Your goal: Present the following data again exactly as it is shown.

Chart and figure data:
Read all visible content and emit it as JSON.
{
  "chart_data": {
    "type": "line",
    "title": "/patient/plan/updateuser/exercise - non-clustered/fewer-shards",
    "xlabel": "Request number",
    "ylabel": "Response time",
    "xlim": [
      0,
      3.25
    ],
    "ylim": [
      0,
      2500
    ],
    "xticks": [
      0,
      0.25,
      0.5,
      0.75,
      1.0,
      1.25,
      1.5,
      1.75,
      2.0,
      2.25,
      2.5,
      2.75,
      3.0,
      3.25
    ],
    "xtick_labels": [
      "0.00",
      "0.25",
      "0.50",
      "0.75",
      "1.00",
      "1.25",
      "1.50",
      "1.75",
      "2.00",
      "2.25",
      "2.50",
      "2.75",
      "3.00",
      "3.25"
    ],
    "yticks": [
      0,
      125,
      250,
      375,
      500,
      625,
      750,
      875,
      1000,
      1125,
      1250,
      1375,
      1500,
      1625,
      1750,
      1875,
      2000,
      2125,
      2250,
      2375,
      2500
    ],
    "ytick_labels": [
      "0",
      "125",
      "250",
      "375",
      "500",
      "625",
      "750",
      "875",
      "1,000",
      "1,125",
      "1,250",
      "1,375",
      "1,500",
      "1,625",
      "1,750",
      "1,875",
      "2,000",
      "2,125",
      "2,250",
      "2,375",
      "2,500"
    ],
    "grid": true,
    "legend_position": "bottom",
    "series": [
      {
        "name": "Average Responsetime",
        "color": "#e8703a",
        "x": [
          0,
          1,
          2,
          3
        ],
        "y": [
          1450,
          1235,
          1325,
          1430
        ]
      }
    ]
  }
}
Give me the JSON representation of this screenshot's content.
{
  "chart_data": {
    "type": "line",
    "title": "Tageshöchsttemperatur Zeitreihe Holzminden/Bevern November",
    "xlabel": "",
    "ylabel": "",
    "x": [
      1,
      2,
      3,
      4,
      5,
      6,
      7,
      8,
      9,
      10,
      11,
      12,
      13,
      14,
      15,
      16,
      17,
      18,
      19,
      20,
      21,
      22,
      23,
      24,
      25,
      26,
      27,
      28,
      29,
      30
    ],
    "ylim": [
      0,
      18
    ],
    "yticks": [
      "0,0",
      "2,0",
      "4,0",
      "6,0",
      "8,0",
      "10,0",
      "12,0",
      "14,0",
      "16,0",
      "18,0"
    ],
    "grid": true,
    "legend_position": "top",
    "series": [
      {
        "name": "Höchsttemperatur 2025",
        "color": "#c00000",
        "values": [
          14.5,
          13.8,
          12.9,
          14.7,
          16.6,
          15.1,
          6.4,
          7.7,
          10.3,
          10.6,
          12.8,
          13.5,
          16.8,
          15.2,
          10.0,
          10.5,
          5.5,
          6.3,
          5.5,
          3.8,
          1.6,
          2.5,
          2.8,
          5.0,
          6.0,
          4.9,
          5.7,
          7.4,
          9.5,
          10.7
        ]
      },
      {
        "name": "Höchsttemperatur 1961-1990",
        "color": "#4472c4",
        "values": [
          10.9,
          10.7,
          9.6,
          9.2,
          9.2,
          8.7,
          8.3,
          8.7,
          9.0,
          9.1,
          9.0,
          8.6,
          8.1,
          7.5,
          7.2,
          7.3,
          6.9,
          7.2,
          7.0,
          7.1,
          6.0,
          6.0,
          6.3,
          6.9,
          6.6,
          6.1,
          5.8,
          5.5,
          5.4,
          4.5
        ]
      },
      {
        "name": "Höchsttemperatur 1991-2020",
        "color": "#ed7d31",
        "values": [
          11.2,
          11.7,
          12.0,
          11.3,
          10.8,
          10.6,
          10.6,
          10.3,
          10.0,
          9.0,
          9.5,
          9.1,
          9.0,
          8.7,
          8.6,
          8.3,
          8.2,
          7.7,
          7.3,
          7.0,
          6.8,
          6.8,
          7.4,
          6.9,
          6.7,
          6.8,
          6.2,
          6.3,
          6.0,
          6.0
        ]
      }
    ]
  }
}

Full answer:
Read all visible content and emit it as JSON.
{
  "chart_data": {
    "type": "line",
    "title": "/patient/plan/updateuser/exercise - non-clustered/fewer-shards",
    "xlabel": "Request number",
    "ylabel": "Response time",
    "xlim": [
      0,
      3.25
    ],
    "ylim": [
      0,
      2500
    ],
    "xticks": [
      0,
      0.25,
      0.5,
      0.75,
      1.0,
      1.25,
      1.5,
      1.75,
      2.0,
      2.25,
      2.5,
      2.75,
      3.0,
      3.25
    ],
    "xtick_labels": [
      "0.00",
      "0.25",
      "0.50",
      "0.75",
      "1.00",
      "1.25",
      "1.50",
      "1.75",
      "2.00",
      "2.25",
      "2.50",
      "2.75",
      "3.00",
      "3.25"
    ],
    "yticks": [
      0,
      125,
      250,
      375,
      500,
      625,
      750,
      875,
      1000,
      1125,
      1250,
      1375,
      1500,
      1625,
      1750,
      1875,
      2000,
      2125,
      2250,
      2375,
      2500
    ],
    "ytick_labels": [
      "0",
      "125",
      "250",
      "375",
      "500",
      "625",
      "750",
      "875",
      "1,000",
      "1,125",
      "1,250",
      "1,375",
      "1,500",
      "1,625",
      "1,750",
      "1,875",
      "2,000",
      "2,125",
      "2,250",
      "2,375",
      "2,500"
    ],
    "grid": true,
    "legend_position": "bottom",
    "series": [
      {
        "name": "Average Responsetime",
        "color": "#e8703a",
        "x": [
          0,
          1,
          2,
          3
        ],
        "y": [
          1450,
          1235,
          1325,
          1430
        ]
      }
    ]
  }
}
Give me the JSON representation of this screenshot's content.
{
  "chart_data": {
    "type": "line",
    "title": "Tageshöchsttemperatur Zeitreihe Holzminden/Bevern November",
    "xlabel": "",
    "ylabel": "",
    "x": [
      1,
      2,
      3,
      4,
      5,
      6,
      7,
      8,
      9,
      10,
      11,
      12,
      13,
      14,
      15,
      16,
      17,
      18,
      19,
      20,
      21,
      22,
      23,
      24,
      25,
      26,
      27,
      28,
      29,
      30
    ],
    "ylim": [
      0,
      18
    ],
    "yticks": [
      "0,0",
      "2,0",
      "4,0",
      "6,0",
      "8,0",
      "10,0",
      "12,0",
      "14,0",
      "16,0",
      "18,0"
    ],
    "grid": true,
    "legend_position": "top",
    "series": [
      {
        "name": "Höchsttemperatur 2025",
        "color": "#c00000",
        "values": [
          14.5,
          13.8,
          12.9,
          14.7,
          16.6,
          15.1,
          6.4,
          7.7,
          10.3,
          10.6,
          12.8,
          13.5,
          16.8,
          15.2,
          10.0,
          10.5,
          5.5,
          6.3,
          5.5,
          3.8,
          1.6,
          2.5,
          2.8,
          5.0,
          6.0,
          4.9,
          5.7,
          7.4,
          9.5,
          10.7
        ]
      },
      {
        "name": "Höchsttemperatur 1961-1990",
        "color": "#4472c4",
        "values": [
          10.9,
          10.7,
          9.6,
          9.2,
          9.2,
          8.7,
          8.3,
          8.7,
          9.0,
          9.1,
          9.0,
          8.6,
          8.1,
          7.5,
          7.2,
          7.3,
          6.9,
          7.2,
          7.0,
          7.1,
          6.0,
          6.0,
          6.3,
          6.9,
          6.6,
          6.1,
          5.8,
          5.5,
          5.4,
          4.5
        ]
      },
      {
        "name": "Höchsttemperatur 1991-2020",
        "color": "#ed7d31",
        "values": [
          11.2,
          11.7,
          12.0,
          11.3,
          10.8,
          10.6,
          10.6,
          10.3,
          10.0,
          9.0,
          9.5,
          9.1,
          9.0,
          8.7,
          8.6,
          8.3,
          8.2,
          7.7,
          7.3,
          7.0,
          6.8,
          6.8,
          7.4,
          6.9,
          6.7,
          6.8,
          6.2,
          6.3,
          6.0,
          6.0
        ]
      }
    ]
  }
}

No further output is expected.